Repeat the entries that follow verbatim, without any of their pictures.

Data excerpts
────────

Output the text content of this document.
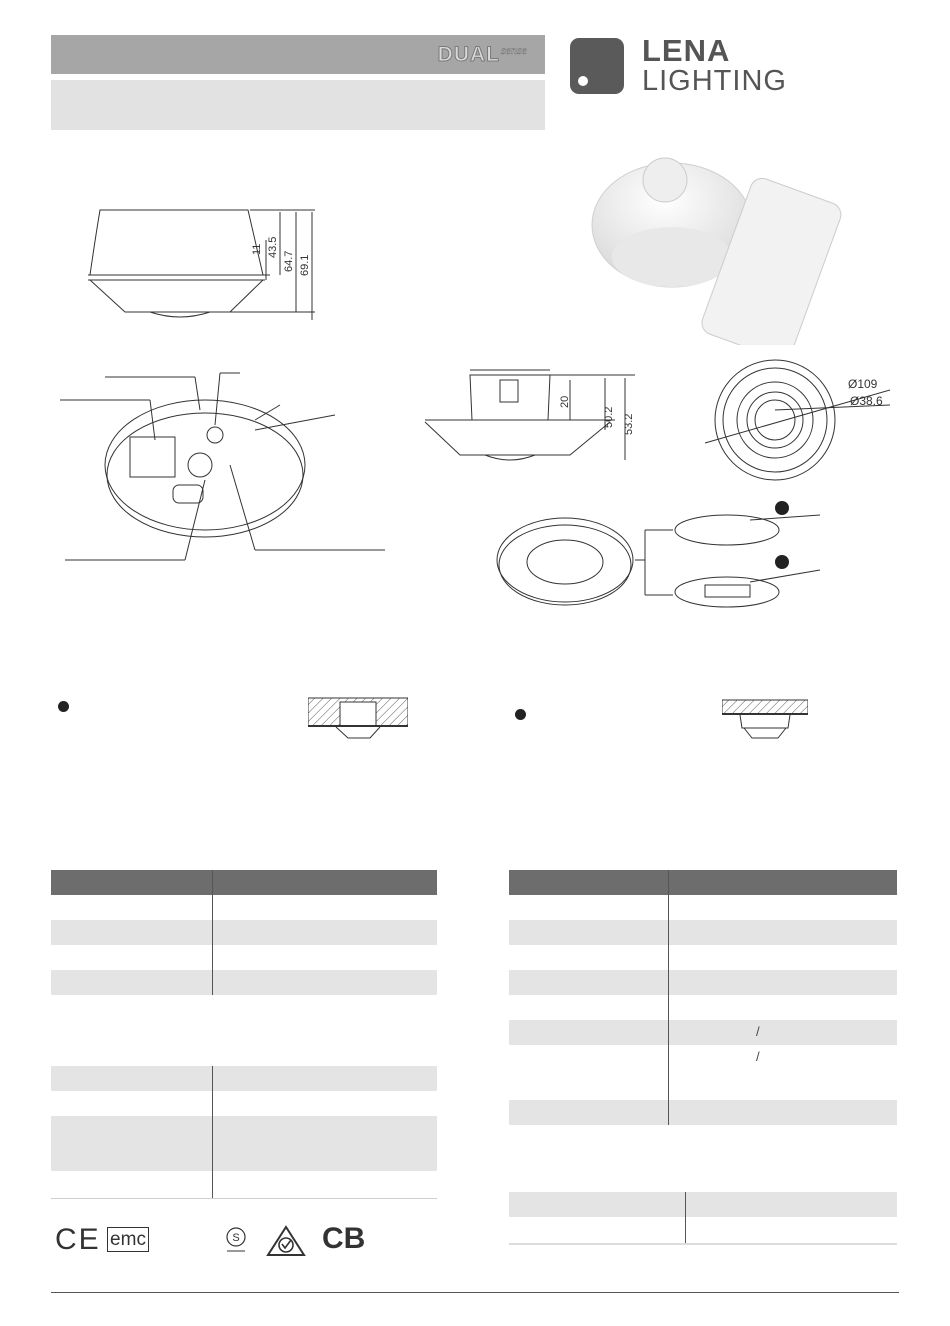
DUAL sense	LENA
LIGHTING
11 43.5
64.7 69.1
20
50.2 53.2
Ø109
Ø38.6
/
/
CE emc	S	CB
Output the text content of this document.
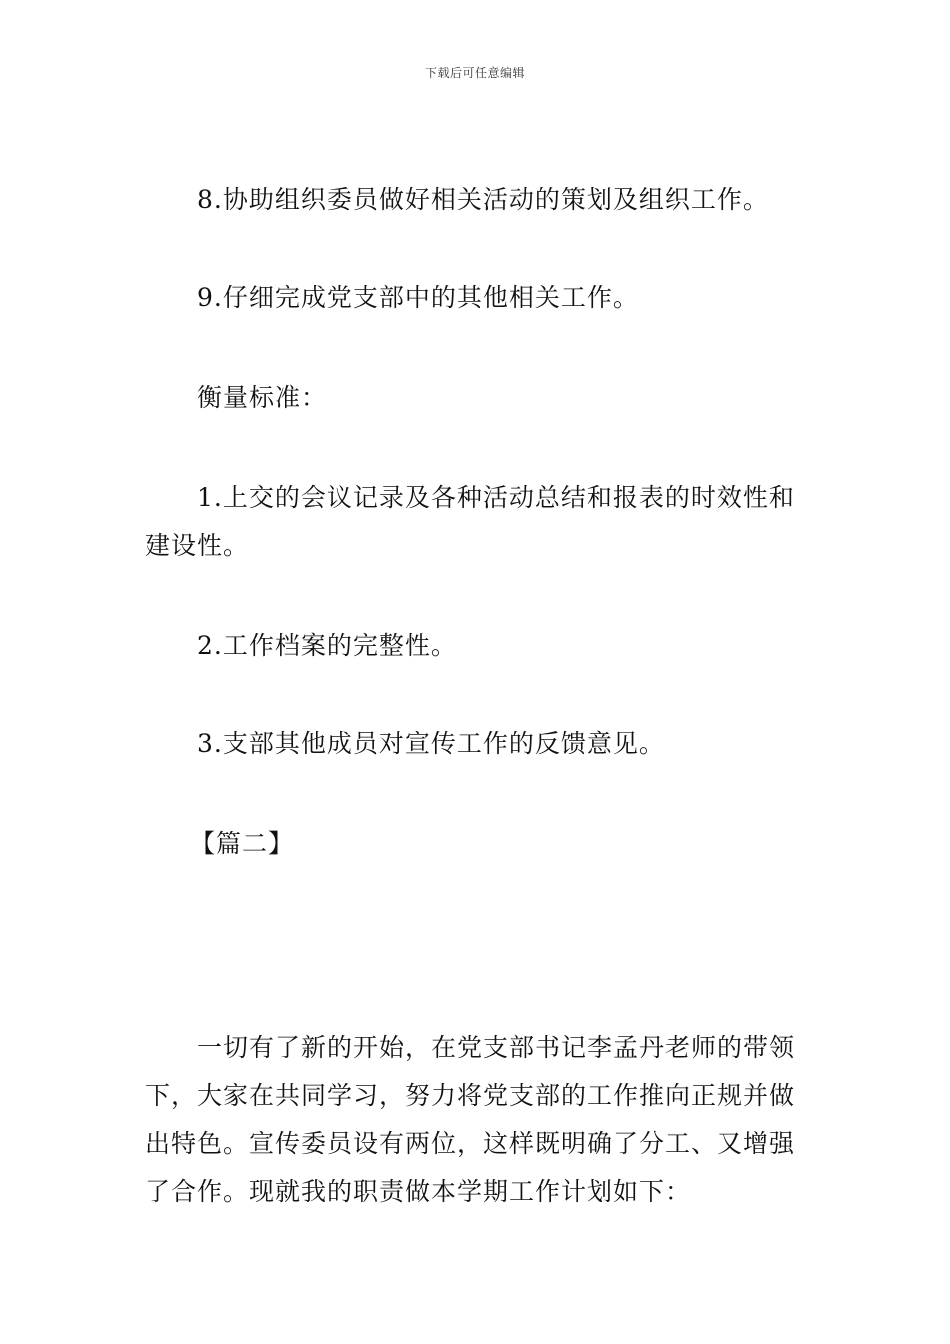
下载后可任意编辑

8.协助组织委员做好相关活动的策划及组织工作。

9.仔细完成党支部中的其他相关工作。

衡量标准：

1.上交的会议记录及各种活动总结和报表的时效性和建设性。

2.工作档案的完整性。

3.支部其他成员对宣传工作的反馈意见。

【篇二】

一切有了新的开始，在党支部书记李孟丹老师的带领下，大家在共同学习，努力将党支部的工作推向正规并做出特色。宣传委员设有两位，这样既明确了分工、又增强了合作。现就我的职责做本学期工作计划如下：
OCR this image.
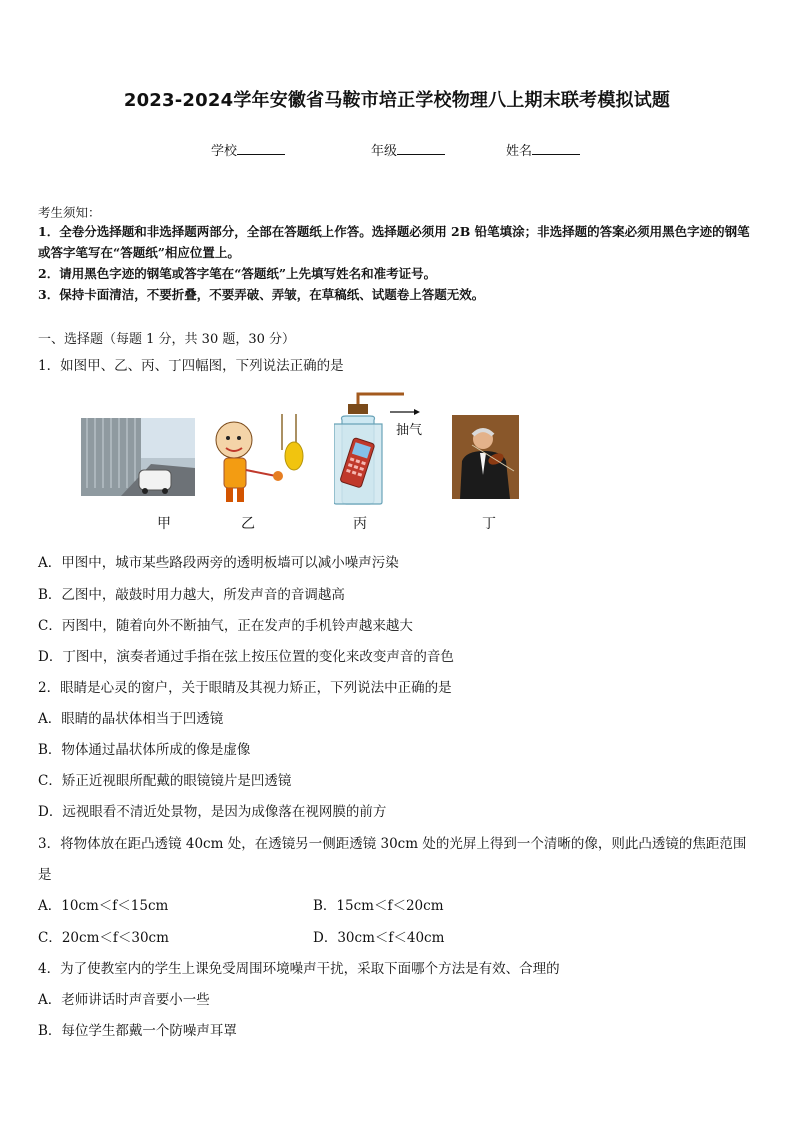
2023-2024学年安徽省马鞍市培正学校物理八上期末联考模拟试题
学校	年级	姓名
考生须知：
1．全卷分选择题和非选择题两部分，全部在答题纸上作答。选择题必须用 2B 铅笔填涂；非选择题的答案必须用黑色字迹的钢笔或答字笔写在“答题纸”相应位置上。
2．请用黑色字迹的钢笔或答字笔在“答题纸”上先填写姓名和准考证号。
3．保持卡面清洁，不要折叠，不要弄破、弄皱，在草稿纸、试题卷上答题无效。
一、选择题（每题 1 分，共 30 题，30 分）
1．如图甲、乙、丙、丁四幅图，下列说法正确的是
抽气
甲	乙	丙	丁
A．甲图中，城市某些路段两旁的透明板墙可以减小噪声污染
B．乙图中，敲鼓时用力越大，所发声音的音调越高
C．丙图中，随着向外不断抽气，正在发声的手机铃声越来越大
D．丁图中，演奏者通过手指在弦上按压位置的变化来改变声音的音色
2．眼睛是心灵的窗户，关于眼睛及其视力矫正，下列说法中正确的是
A．眼睛的晶状体相当于凹透镜
B．物体通过晶状体所成的像是虚像
C．矫正近视眼所配戴的眼镜镜片是凹透镜
D．远视眼看不清近处景物，是因为成像落在视网膜的前方
3．将物体放在距凸透镜 40cm 处，在透镜另一侧距透镜 30cm 处的光屏上得到一个清晰的像，则此凸透镜的焦距范围
是
A．10cm＜f＜15cm	B．15cm＜f＜20cm
C．20cm＜f＜30cm	D．30cm＜f＜40cm
4．为了使教室内的学生上课免受周围环境噪声干扰，采取下面哪个方法是有效、合理的
A．老师讲话时声音要小一些
B．每位学生都戴一个防噪声耳罩
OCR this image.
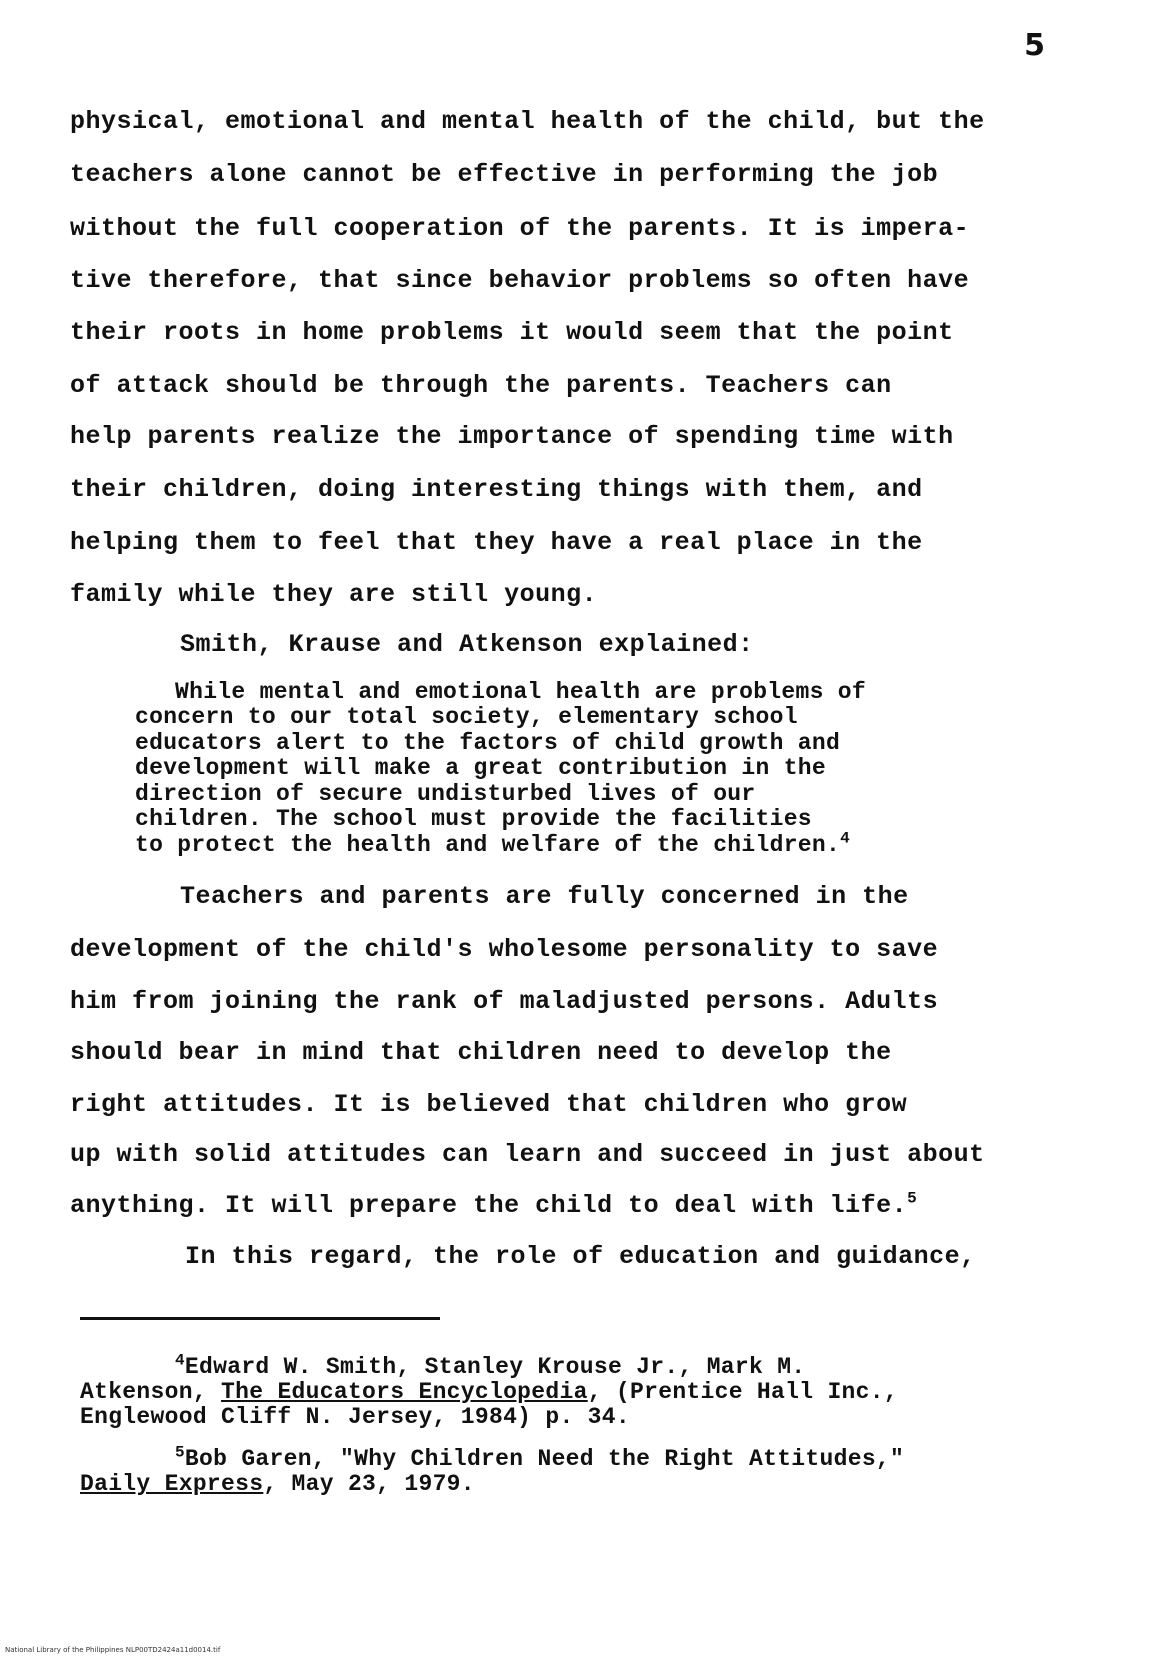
5
physical, emotional and mental health of the child, but the
teachers alone cannot be effective in performing the job
without the full cooperation of the parents. It is impera-
tive therefore, that since behavior problems so often have
their roots in home problems it would seem that the point
of attack should be through the parents. Teachers can
help parents realize the importance of spending time with
their children, doing interesting things with them, and
helping them to feel that they have a real place in the
family while they are still young.
Smith, Krause and Atkenson explained:
While mental and emotional health are problems of
concern to our total society, elementary school
educators alert to the factors of child growth and
development will make a great contribution in the
direction of secure undisturbed lives of our
children. The school must provide the facilities
to protect the health and welfare of the children.$^4$
Teachers and parents are fully concerned in the
development of the child's wholesome personality to save
him from joining the rank of maladjusted persons. Adults
should bear in mind that children need to develop the
right attitudes. It is believed that children who grow
up with solid attitudes can learn and succeed in just about
anything. It will prepare the child to deal with life.$^5$
In this regard, the role of education and guidance,
$^4$Edward W. Smith, Stanley Krouse Jr., Mark M.
Atkenson, The Educators Encyclopedia, (Prentice Hall Inc.,
Englewood Cliff N. Jersey, 1984) p. 34.
$^5$Bob Garen, "Why Children Need the Right Attitudes,"
Daily Express, May 23, 1979.
National Library of the Philippines NLP00TD2424a11d0014.tif
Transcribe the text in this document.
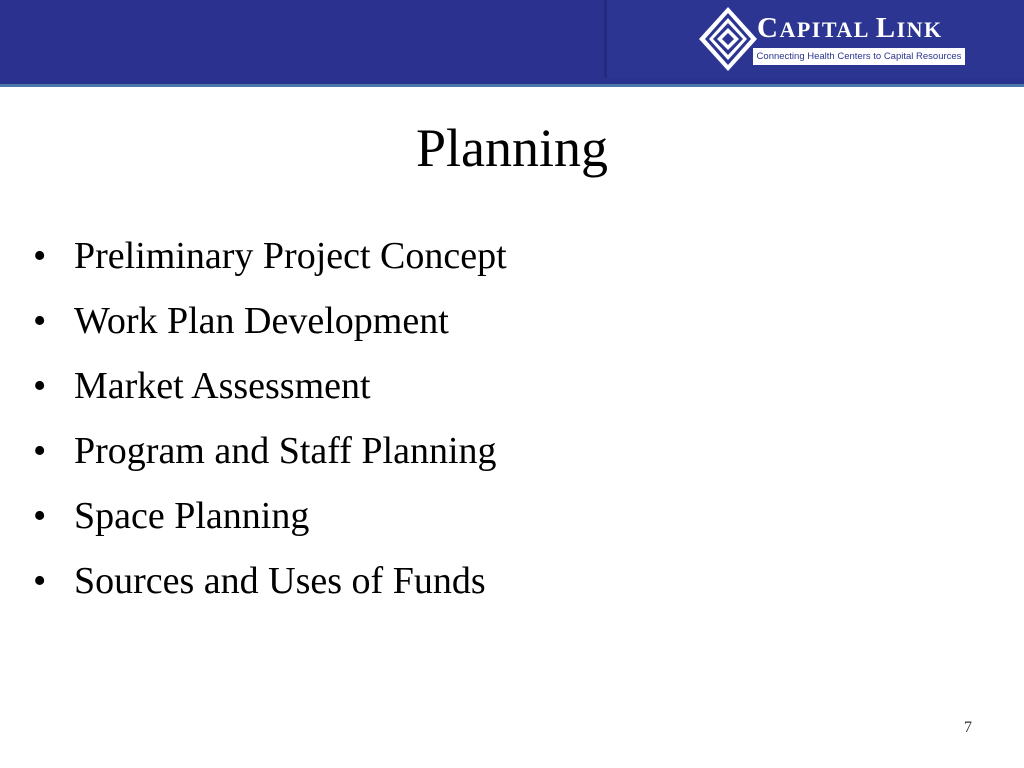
CAPITAL LINK
Connecting Health Centers to Capital Resources
Planning
• Preliminary Project Concept
• Work Plan Development
• Market Assessment
• Program and Staff Planning
• Space Planning
• Sources and Uses of Funds
7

────────

*Task result*:
Output the text content of this document.
DUAL sense	LENA
LIGHTING
11 43.5
64.7 69.1
20
50.2 53.2
Ø109
Ø38.6
/
/
CE emc	S	CB
Output the text content of this document.
下载后可任意编辑

8.协助组织委员做好相关活动的策划及组织工作。

9.仔细完成党支部中的其他相关工作。

衡量标准：

1.上交的会议记录及各种活动总结和报表的时效性和建设性。

2.工作档案的完整性。

3.支部其他成员对宣传工作的反馈意见。

【篇二】

一切有了新的开始，在党支部书记李孟丹老师的带领下，大家在共同学习，努力将党支部的工作推向正规并做出特色。宣传委员设有两位，这样既明确了分工、又增强了合作。现就我的职责做本学期工作计划如下：
OCR this image.
2023-2024学年安徽省马鞍市培正学校物理八上期末联考模拟试题
学校	年级	姓名
考生须知：
1．全卷分选择题和非选择题两部分，全部在答题纸上作答。选择题必须用 2B 铅笔填涂；非选择题的答案必须用黑色字迹的钢笔或答字笔写在“答题纸”相应位置上。
2．请用黑色字迹的钢笔或答字笔在“答题纸”上先填写姓名和准考证号。
3．保持卡面清洁，不要折叠，不要弄破、弄皱，在草稿纸、试题卷上答题无效。
一、选择题（每题 1 分，共 30 题，30 分）
1．如图甲、乙、丙、丁四幅图，下列说法正确的是
抽气
甲	乙	丙	丁
A．甲图中，城市某些路段两旁的透明板墙可以减小噪声污染
B．乙图中，敲鼓时用力越大，所发声音的音调越高
C．丙图中，随着向外不断抽气，正在发声的手机铃声越来越大
D．丁图中，演奏者通过手指在弦上按压位置的变化来改变声音的音色
2．眼睛是心灵的窗户，关于眼睛及其视力矫正，下列说法中正确的是
A．眼睛的晶状体相当于凹透镜
B．物体通过晶状体所成的像是虚像
C．矫正近视眼所配戴的眼镜镜片是凹透镜
D．远视眼看不清近处景物，是因为成像落在视网膜的前方
3．将物体放在距凸透镜 40cm 处，在透镜另一侧距透镜 30cm 处的光屏上得到一个清晰的像，则此凸透镜的焦距范围
是
A．10cm＜f＜15cm	B．15cm＜f＜20cm
C．20cm＜f＜30cm	D．30cm＜f＜40cm
4．为了使教室内的学生上课免受周围环境噪声干扰，采取下面哪个方法是有效、合理的
A．老师讲话时声音要小一些
B．每位学生都戴一个防噪声耳罩
OCR this image.
5
physical, emotional and mental health of the child, but the
teachers alone cannot be effective in performing the job
without the full cooperation of the parents. It is impera-
tive therefore, that since behavior problems so often have
their roots in home problems it would seem that the point
of attack should be through the parents. Teachers can
help parents realize the importance of spending time with
their children, doing interesting things with them, and
helping them to feel that they have a real place in the
family while they are still young.
Smith, Krause and Atkenson explained:
While mental and emotional health are problems of
concern to our total society, elementary school
educators alert to the factors of child growth and
development will make a great contribution in the
direction of secure undisturbed lives of our
children. The school must provide the facilities
to protect the health and welfare of the children.$^4$
Teachers and parents are fully concerned in the
development of the child's wholesome personality to save
him from joining the rank of maladjusted persons. Adults
should bear in mind that children need to develop the
right attitudes. It is believed that children who grow
up with solid attitudes can learn and succeed in just about
anything. It will prepare the child to deal with life.$^5$
In this regard, the role of education and guidance,
$^4$Edward W. Smith, Stanley Krouse Jr., Mark M.
Atkenson, The Educators Encyclopedia, (Prentice Hall Inc.,
Englewood Cliff N. Jersey, 1984) p. 34.
$^5$Bob Garen, "Why Children Need the Right Attitudes,"
Daily Express, May 23, 1979.
National Library of the Philippines NLP00TD2424a11d0014.tif
Transcribe the text in this document.
CAPITAL LINK
Connecting Health Centers to Capital Resources
Planning
• Preliminary Project Concept
• Work Plan Development
• Market Assessment
• Program and Staff Planning
• Space Planning
• Sources and Uses of Funds
7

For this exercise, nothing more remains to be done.